Select every line holding the word "elements" and copy it.

# Record extracts
________________________
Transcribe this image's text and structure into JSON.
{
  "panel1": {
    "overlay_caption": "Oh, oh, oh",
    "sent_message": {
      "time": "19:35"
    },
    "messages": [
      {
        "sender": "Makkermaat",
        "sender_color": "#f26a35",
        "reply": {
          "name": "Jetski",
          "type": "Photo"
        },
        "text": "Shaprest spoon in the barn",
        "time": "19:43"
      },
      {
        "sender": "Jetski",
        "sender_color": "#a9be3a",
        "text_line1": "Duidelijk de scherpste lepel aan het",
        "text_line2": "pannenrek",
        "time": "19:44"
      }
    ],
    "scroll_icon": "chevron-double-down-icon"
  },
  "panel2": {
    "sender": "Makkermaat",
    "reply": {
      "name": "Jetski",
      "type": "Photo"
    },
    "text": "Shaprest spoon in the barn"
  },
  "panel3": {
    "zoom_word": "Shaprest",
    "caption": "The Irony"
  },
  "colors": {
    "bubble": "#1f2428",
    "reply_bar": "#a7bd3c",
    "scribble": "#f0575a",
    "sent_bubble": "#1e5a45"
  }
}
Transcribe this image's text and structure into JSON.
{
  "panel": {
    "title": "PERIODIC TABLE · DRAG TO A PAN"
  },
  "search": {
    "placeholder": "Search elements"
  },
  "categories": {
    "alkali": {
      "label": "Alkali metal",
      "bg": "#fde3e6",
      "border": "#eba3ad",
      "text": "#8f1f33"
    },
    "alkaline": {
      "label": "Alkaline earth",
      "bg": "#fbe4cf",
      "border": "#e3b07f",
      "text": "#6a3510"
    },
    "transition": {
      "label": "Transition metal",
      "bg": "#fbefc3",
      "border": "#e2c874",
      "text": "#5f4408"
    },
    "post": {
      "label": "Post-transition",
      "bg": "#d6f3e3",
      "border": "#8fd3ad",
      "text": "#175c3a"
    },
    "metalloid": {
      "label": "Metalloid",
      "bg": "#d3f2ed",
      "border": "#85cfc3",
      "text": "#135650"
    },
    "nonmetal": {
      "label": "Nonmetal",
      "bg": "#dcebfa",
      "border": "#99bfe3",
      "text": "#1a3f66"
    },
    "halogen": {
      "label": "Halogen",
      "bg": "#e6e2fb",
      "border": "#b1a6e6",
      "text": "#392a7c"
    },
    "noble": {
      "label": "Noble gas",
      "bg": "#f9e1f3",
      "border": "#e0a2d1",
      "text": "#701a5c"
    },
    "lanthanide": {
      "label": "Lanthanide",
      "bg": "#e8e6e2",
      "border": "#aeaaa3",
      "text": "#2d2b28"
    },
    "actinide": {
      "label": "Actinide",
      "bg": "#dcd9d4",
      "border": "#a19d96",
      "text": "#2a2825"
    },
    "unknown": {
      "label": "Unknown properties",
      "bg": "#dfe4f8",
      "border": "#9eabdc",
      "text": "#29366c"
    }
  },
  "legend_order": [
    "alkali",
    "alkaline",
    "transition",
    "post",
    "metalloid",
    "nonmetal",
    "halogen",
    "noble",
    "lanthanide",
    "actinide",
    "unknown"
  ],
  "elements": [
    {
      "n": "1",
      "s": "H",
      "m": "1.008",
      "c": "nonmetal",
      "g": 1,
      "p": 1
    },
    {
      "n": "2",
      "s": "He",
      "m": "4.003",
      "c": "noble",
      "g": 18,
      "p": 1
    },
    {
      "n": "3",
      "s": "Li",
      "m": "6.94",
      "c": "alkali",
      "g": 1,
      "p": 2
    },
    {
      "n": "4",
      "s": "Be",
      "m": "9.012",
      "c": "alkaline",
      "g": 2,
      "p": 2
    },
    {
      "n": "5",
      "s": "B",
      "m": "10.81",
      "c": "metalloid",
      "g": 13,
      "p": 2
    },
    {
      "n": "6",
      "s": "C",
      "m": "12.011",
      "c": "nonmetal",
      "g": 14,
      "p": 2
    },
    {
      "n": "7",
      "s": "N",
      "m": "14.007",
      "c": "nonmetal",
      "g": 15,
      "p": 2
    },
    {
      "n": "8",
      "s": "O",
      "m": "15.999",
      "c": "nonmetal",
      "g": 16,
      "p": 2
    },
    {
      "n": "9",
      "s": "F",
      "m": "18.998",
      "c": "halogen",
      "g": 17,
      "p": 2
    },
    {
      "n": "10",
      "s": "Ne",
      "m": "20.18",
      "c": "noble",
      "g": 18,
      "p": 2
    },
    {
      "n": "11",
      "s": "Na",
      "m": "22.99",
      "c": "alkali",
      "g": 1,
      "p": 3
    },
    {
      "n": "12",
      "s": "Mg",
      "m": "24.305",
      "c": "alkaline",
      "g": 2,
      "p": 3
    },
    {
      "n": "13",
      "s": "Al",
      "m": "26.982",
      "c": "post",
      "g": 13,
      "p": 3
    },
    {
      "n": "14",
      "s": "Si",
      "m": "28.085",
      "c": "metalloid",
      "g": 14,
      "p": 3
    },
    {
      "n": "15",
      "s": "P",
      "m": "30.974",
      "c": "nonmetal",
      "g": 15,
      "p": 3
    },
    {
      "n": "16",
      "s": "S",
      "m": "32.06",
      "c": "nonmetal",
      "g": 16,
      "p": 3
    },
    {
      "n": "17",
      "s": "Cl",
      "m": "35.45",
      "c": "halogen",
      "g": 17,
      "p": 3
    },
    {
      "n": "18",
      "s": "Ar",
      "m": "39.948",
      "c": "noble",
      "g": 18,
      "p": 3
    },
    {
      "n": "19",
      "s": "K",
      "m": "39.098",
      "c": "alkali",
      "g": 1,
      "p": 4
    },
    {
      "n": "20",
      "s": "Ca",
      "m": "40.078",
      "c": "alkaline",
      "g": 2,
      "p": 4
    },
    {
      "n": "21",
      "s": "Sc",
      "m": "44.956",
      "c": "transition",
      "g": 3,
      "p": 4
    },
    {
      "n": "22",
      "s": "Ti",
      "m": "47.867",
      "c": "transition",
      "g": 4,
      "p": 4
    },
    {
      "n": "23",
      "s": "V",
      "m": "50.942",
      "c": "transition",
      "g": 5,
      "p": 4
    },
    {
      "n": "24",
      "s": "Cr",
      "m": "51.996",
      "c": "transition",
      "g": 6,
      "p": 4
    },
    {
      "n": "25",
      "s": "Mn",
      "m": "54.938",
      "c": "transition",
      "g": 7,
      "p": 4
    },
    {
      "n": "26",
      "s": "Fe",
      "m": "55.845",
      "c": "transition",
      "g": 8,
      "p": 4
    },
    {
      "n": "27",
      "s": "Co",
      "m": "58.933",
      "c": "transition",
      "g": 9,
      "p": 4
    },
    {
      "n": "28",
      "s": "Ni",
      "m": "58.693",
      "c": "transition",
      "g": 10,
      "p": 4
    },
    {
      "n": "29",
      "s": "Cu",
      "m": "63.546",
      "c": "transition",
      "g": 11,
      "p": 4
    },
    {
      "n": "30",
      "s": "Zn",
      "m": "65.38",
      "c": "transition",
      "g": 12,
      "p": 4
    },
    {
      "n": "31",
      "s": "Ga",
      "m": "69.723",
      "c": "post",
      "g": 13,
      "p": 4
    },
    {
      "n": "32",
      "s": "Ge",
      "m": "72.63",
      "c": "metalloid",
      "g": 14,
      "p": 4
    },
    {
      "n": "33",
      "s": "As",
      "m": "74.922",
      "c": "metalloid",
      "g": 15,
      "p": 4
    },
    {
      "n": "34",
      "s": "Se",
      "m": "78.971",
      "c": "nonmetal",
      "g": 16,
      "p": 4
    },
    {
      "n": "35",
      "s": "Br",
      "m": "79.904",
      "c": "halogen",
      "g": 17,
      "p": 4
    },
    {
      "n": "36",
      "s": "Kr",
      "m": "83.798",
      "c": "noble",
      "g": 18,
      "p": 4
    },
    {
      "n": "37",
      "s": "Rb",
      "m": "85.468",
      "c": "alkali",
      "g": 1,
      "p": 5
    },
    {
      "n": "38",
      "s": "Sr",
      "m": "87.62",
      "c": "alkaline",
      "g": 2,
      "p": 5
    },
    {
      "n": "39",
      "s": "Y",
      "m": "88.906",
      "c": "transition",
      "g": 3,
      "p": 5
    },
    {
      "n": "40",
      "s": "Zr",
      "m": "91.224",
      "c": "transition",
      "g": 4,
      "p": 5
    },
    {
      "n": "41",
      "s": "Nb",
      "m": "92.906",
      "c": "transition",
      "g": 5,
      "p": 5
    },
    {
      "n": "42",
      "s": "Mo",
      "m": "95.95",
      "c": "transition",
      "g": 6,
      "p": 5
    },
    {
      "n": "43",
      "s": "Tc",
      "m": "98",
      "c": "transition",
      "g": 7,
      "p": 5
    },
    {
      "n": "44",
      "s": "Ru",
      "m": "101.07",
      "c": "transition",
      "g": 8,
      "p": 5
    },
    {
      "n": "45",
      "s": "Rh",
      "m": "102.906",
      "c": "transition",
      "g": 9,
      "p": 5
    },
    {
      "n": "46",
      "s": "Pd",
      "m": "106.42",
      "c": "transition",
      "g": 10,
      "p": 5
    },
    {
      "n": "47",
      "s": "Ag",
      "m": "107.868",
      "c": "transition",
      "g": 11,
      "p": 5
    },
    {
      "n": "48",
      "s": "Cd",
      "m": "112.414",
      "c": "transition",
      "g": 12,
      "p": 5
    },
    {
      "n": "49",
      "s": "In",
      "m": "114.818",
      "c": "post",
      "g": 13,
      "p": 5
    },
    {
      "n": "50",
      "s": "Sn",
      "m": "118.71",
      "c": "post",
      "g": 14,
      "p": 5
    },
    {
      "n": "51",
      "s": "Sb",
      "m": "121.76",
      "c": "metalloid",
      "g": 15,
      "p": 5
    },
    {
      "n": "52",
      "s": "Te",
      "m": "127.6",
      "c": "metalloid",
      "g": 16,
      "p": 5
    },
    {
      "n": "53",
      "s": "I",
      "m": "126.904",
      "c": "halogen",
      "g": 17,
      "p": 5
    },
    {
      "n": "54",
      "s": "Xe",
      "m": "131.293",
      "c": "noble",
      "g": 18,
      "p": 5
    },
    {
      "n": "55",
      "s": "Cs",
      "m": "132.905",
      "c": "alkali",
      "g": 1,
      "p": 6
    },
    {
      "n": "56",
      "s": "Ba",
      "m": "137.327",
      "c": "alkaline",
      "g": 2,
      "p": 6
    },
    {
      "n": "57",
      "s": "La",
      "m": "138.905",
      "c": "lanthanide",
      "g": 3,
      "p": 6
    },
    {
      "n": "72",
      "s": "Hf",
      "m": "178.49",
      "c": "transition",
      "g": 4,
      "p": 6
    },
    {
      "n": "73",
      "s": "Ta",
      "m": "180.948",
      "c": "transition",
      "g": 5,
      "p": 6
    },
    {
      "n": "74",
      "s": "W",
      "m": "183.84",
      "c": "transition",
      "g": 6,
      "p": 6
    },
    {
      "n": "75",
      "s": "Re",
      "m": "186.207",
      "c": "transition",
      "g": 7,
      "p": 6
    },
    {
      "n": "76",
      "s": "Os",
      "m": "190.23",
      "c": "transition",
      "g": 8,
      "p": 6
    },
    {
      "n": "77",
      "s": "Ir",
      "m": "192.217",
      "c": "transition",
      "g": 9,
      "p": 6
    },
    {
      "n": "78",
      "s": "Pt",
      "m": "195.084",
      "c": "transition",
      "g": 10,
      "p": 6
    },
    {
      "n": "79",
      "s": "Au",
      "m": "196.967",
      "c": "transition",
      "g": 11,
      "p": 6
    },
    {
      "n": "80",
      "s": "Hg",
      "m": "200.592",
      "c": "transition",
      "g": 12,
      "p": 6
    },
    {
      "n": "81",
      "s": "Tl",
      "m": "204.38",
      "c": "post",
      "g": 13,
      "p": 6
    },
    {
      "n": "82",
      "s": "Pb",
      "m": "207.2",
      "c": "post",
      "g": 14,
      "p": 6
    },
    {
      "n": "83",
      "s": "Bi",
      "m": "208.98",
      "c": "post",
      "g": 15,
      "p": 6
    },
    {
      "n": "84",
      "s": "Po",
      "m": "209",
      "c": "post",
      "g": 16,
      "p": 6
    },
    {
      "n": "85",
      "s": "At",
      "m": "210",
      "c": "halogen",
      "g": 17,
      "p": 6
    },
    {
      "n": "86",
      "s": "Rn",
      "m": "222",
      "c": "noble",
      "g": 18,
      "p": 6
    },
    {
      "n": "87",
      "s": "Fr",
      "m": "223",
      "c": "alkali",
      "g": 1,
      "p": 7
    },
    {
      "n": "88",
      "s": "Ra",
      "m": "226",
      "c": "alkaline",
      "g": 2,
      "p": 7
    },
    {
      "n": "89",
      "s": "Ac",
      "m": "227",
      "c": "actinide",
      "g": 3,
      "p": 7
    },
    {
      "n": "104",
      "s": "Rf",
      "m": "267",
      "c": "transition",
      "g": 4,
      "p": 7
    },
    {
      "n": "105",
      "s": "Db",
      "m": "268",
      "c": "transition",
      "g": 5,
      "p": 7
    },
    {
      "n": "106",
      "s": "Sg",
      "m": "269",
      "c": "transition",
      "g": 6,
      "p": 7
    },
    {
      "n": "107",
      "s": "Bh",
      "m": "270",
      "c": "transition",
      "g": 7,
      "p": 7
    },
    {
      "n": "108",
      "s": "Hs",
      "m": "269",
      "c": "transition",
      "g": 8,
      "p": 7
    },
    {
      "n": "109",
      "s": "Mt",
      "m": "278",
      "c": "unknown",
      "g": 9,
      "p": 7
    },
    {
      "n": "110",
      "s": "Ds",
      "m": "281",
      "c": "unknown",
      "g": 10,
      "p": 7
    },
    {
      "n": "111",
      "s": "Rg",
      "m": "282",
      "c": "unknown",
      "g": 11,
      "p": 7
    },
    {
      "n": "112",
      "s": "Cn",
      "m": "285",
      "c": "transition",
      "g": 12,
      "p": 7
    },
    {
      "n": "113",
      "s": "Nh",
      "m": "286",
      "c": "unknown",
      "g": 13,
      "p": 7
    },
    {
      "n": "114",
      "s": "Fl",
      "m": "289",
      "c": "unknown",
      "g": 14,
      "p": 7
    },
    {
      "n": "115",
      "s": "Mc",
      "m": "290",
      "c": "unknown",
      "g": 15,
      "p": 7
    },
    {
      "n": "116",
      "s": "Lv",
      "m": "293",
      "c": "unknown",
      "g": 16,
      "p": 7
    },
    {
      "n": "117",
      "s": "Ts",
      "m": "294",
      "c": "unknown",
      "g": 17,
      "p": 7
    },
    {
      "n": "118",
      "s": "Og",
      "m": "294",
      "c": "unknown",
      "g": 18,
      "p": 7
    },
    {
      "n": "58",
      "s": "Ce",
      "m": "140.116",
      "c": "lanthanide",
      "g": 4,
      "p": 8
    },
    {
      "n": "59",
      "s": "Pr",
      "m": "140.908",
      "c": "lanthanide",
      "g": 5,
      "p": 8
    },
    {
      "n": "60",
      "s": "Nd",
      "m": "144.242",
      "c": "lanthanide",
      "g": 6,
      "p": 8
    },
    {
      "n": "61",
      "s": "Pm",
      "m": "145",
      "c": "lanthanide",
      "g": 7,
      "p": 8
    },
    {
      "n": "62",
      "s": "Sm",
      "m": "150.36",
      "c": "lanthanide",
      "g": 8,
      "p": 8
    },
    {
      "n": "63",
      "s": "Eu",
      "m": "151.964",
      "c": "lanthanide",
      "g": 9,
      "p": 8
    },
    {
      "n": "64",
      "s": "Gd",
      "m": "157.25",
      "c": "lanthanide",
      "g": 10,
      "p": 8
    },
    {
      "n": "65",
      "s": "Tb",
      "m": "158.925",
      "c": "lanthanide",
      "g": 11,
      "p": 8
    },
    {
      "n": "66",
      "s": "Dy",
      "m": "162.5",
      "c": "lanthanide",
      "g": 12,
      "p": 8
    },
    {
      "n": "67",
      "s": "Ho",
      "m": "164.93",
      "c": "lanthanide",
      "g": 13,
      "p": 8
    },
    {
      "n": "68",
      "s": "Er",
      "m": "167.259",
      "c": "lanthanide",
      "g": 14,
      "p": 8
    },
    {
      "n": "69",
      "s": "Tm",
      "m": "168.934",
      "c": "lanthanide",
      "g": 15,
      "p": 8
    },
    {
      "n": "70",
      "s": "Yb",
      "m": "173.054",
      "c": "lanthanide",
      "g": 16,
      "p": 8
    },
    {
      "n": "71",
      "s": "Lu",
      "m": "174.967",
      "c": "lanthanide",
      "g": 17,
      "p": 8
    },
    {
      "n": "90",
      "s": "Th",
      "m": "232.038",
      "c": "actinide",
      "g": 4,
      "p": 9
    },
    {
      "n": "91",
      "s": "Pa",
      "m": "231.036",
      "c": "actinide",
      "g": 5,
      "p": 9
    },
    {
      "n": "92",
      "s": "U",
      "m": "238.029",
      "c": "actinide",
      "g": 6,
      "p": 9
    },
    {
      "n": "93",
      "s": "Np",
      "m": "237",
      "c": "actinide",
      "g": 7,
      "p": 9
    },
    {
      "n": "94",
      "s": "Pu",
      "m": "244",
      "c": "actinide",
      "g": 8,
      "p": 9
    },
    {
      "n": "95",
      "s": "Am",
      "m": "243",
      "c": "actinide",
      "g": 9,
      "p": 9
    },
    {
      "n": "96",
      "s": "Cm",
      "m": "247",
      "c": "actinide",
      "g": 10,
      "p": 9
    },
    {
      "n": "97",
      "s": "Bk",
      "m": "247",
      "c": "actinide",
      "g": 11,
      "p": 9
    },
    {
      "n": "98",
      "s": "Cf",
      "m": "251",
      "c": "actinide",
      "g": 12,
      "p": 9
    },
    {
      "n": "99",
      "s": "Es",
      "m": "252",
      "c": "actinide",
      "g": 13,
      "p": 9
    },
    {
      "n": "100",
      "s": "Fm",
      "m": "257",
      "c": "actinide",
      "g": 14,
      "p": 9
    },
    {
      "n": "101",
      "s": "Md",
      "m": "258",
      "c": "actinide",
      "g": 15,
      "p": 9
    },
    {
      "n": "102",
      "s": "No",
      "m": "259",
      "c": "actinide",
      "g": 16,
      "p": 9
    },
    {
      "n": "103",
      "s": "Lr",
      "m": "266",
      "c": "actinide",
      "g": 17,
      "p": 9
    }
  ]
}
________________________
# Task answer
    "placeholder": "Search elements"
  "elements": [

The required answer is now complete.